* Begin *

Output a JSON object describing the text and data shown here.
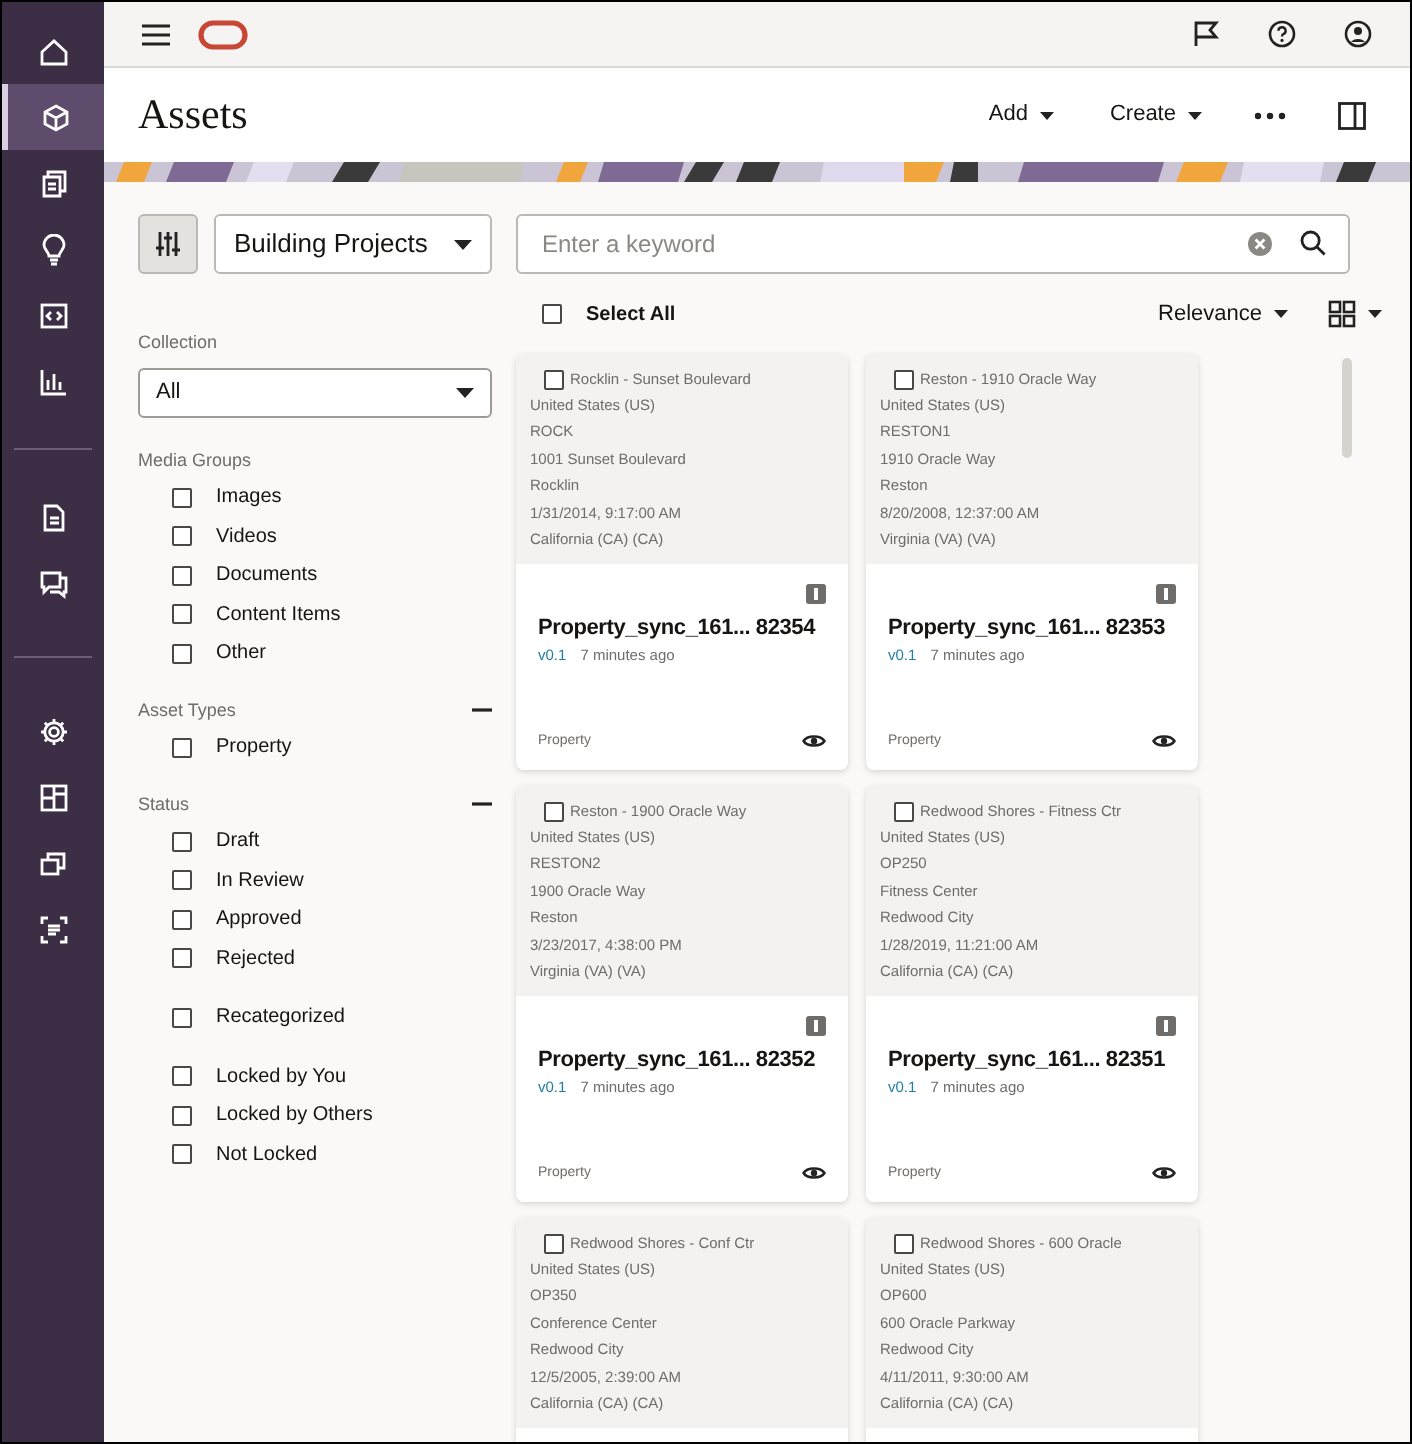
{
  "rail": {
    "items": [
      {
        "selected": false
      },
      {
        "selected": true
      },
      {
        "selected": false
      },
      {
        "selected": false
      },
      {
        "selected": false
      },
      {
        "selected": false
      },
      {
        "selected": false
      },
      {
        "selected": false
      },
      {
        "selected": false
      },
      {
        "selected": false
      },
      {
        "selected": false
      },
      {
        "selected": false
      }
    ]
  },
  "header": {
    "title": "Assets",
    "actions": [
      "Add",
      "Create"
    ]
  },
  "filters": {
    "repository": "Building Projects",
    "collection_label": "Collection",
    "collection": "All",
    "sections": [
      {
        "title": "Media Groups",
        "groups": [
          [
            {
              "label": "Images",
              "checked": false
            },
            {
              "label": "Videos",
              "checked": false
            },
            {
              "label": "Documents",
              "checked": false
            },
            {
              "label": "Content Items",
              "checked": false
            },
            {
              "label": "Other",
              "checked": false
            }
          ]
        ]
      },
      {
        "title": "Asset Types",
        "expanded": true,
        "groups": [
          [
            {
              "label": "Property",
              "checked": false
            }
          ]
        ]
      },
      {
        "title": "Status",
        "expanded": true,
        "groups": [
          [
            {
              "label": "Draft",
              "checked": false
            },
            {
              "label": "In Review",
              "checked": false
            },
            {
              "label": "Approved",
              "checked": false
            },
            {
              "label": "Rejected",
              "checked": false
            }
          ],
          [
            {
              "label": "Recategorized",
              "checked": false
            }
          ],
          [
            {
              "label": "Locked by You",
              "checked": false
            },
            {
              "label": "Locked by Others",
              "checked": false
            },
            {
              "label": "Not Locked",
              "checked": false
            }
          ]
        ]
      }
    ]
  },
  "search": {
    "placeholder": "Enter a keyword"
  },
  "toolbar": {
    "select_all": {
      "label": "Select All",
      "checked": false
    },
    "sort": "Relevance"
  },
  "cards": [
    {
      "checked": false,
      "title": "Rocklin - Sunset Boulevard",
      "lines": [
        "United States (US)",
        "ROCK",
        "1001 Sunset Boulevard",
        "Rocklin",
        "1/31/2014, 9:17:00 AM",
        "California (CA) (CA)"
      ],
      "name": "Property_sync_161... 82354",
      "version": "v0.1",
      "time": "7 minutes ago",
      "type": "Property"
    },
    {
      "checked": false,
      "title": "Reston - 1910 Oracle Way",
      "lines": [
        "United States (US)",
        "RESTON1",
        "1910 Oracle Way",
        "Reston",
        "8/20/2008, 12:37:00 AM",
        "Virginia (VA) (VA)"
      ],
      "name": "Property_sync_161... 82353",
      "version": "v0.1",
      "time": "7 minutes ago",
      "type": "Property"
    },
    {
      "checked": false,
      "title": "Reston - 1900 Oracle Way",
      "lines": [
        "United States (US)",
        "RESTON2",
        "1900 Oracle Way",
        "Reston",
        "3/23/2017, 4:38:00 PM",
        "Virginia (VA) (VA)"
      ],
      "name": "Property_sync_161... 82352",
      "version": "v0.1",
      "time": "7 minutes ago",
      "type": "Property"
    },
    {
      "checked": false,
      "title": "Redwood Shores - Fitness Ctr",
      "lines": [
        "United States (US)",
        "OP250",
        "Fitness Center",
        "Redwood City",
        "1/28/2019, 11:21:00 AM",
        "California (CA) (CA)"
      ],
      "name": "Property_sync_161... 82351",
      "version": "v0.1",
      "time": "7 minutes ago",
      "type": "Property"
    },
    {
      "checked": false,
      "title": "Redwood Shores - Conf Ctr",
      "lines": [
        "United States (US)",
        "OP350",
        "Conference Center",
        "Redwood City",
        "12/5/2005, 2:39:00 AM",
        "California (CA) (CA)"
      ]
    },
    {
      "checked": false,
      "title": "Redwood Shores - 600 Oracle",
      "lines": [
        "United States (US)",
        "OP600",
        "600 Oracle Parkway",
        "Redwood City",
        "4/11/2011, 9:30:00 AM",
        "California (CA) (CA)"
      ]
    }
  ]
}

* End *

- **THE REQUEST**: Report the number of lines in the listing where the string "Oracle" appears, and nothing besides.

- **REPLY TO THE EXERCISE**: 6